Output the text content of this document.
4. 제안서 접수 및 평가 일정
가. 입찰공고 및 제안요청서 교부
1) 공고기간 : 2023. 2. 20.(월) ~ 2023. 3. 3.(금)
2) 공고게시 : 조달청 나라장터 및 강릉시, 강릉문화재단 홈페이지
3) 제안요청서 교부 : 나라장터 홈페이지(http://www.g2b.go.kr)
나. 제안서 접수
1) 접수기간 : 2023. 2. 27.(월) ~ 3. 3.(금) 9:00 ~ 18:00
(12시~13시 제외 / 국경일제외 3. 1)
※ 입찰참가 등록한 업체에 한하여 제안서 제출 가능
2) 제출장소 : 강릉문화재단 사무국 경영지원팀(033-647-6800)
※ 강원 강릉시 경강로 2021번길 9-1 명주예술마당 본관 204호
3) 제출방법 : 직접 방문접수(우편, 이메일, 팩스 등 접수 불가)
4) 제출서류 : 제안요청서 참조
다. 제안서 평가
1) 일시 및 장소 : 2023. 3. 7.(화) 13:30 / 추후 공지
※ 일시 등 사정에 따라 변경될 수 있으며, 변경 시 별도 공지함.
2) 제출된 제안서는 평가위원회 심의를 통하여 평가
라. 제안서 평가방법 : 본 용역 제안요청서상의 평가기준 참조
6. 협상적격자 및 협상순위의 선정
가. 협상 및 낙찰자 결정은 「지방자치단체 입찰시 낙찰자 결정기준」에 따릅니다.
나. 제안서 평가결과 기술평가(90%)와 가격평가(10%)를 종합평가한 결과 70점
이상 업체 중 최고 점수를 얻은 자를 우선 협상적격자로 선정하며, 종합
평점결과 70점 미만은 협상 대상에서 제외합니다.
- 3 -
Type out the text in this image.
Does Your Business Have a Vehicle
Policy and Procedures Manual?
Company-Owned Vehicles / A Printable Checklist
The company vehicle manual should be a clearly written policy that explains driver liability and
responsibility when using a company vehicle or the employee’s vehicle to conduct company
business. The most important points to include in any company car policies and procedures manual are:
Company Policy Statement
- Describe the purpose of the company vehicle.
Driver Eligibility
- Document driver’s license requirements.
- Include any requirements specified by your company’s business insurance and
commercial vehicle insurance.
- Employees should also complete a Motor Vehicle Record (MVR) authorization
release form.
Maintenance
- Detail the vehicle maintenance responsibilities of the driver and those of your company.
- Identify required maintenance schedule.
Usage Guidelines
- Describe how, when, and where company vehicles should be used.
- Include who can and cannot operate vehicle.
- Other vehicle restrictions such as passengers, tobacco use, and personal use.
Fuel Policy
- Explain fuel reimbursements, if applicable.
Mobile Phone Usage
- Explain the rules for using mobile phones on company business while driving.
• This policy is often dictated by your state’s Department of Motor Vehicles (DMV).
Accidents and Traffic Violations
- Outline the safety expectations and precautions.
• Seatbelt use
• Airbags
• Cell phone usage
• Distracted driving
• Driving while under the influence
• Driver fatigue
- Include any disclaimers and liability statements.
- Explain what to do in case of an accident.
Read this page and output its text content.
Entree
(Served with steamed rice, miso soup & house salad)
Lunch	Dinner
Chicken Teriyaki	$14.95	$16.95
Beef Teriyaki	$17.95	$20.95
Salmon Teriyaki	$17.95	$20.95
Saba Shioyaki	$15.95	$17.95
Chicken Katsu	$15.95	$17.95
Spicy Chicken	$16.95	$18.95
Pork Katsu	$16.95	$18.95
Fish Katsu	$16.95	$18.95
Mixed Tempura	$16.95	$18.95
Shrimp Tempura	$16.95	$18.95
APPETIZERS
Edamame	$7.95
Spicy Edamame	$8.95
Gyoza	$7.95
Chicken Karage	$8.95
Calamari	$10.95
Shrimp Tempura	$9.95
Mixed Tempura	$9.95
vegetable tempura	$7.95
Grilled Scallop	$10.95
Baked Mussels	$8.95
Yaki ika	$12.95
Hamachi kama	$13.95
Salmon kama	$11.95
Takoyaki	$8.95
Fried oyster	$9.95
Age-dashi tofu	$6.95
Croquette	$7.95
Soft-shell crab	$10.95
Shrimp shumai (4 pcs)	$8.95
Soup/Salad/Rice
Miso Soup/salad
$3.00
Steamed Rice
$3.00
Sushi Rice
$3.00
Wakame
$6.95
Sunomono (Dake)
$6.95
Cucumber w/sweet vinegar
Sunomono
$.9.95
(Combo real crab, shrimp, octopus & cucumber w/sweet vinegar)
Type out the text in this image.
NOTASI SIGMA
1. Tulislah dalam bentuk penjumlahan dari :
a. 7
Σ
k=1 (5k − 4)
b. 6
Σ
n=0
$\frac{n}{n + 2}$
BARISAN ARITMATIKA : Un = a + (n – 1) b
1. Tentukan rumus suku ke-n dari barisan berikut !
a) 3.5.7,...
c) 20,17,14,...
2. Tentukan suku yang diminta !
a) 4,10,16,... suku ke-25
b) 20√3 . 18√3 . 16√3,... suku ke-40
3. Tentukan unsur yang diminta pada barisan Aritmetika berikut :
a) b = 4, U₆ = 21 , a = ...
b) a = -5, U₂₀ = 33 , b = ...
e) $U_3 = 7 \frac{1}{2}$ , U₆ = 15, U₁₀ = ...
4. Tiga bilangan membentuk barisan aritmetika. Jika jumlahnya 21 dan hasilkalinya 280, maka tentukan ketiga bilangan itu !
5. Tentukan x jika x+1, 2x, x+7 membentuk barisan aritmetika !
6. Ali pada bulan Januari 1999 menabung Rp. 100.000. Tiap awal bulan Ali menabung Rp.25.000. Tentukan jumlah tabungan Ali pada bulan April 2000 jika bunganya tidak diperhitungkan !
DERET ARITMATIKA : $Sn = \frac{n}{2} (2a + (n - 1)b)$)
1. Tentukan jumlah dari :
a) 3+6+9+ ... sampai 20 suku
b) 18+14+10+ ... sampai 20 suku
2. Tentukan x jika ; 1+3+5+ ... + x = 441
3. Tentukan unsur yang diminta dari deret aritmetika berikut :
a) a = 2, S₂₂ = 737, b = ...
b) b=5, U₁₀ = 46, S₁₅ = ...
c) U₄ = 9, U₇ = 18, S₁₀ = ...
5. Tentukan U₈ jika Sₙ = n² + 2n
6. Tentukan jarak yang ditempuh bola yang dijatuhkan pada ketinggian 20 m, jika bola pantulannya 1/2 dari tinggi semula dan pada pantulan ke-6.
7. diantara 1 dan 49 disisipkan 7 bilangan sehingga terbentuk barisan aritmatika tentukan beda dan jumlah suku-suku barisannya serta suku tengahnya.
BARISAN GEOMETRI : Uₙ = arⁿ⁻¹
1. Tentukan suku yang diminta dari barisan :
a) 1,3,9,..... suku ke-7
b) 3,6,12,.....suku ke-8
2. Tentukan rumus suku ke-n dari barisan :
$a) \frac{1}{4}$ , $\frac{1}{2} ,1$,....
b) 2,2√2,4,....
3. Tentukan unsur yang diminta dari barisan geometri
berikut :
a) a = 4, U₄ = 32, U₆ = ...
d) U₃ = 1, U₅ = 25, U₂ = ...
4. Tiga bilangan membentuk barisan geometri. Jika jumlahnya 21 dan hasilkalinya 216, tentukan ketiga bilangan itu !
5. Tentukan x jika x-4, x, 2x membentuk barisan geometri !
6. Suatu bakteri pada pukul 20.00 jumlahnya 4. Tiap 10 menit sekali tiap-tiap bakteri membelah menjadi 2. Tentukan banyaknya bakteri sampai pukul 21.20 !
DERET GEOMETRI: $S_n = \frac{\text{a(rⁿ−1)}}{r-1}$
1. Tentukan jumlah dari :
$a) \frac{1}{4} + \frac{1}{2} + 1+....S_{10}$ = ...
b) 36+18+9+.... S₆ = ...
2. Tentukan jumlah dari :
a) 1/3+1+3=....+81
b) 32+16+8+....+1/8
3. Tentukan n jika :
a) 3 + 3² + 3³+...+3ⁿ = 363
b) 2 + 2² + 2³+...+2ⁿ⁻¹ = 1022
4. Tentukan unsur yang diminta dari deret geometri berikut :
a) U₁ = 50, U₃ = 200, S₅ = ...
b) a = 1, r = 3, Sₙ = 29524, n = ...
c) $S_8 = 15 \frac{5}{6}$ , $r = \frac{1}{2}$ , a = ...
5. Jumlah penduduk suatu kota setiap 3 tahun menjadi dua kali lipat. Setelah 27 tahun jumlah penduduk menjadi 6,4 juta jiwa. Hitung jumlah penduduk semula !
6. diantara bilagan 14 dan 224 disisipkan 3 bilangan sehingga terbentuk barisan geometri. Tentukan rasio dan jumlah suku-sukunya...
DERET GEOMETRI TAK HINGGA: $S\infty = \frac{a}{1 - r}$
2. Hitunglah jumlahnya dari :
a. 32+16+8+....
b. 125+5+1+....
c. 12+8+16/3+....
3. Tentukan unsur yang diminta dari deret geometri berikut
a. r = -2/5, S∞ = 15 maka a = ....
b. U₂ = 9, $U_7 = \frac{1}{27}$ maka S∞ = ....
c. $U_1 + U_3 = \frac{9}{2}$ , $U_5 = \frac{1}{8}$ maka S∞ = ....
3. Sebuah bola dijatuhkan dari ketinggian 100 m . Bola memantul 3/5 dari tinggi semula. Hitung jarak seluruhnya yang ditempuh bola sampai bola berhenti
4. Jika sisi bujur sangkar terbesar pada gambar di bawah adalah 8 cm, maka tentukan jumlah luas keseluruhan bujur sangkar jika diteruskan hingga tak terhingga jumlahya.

-=-=-

| SHORT TASK |
Where a line above holds the string "using", show that line.

| WRITTEN SOLUTION |
responsibility when using a company vehicle or the employee’s vehicle to conduct company
- Explain the rules for using mobile phones on company business while driving.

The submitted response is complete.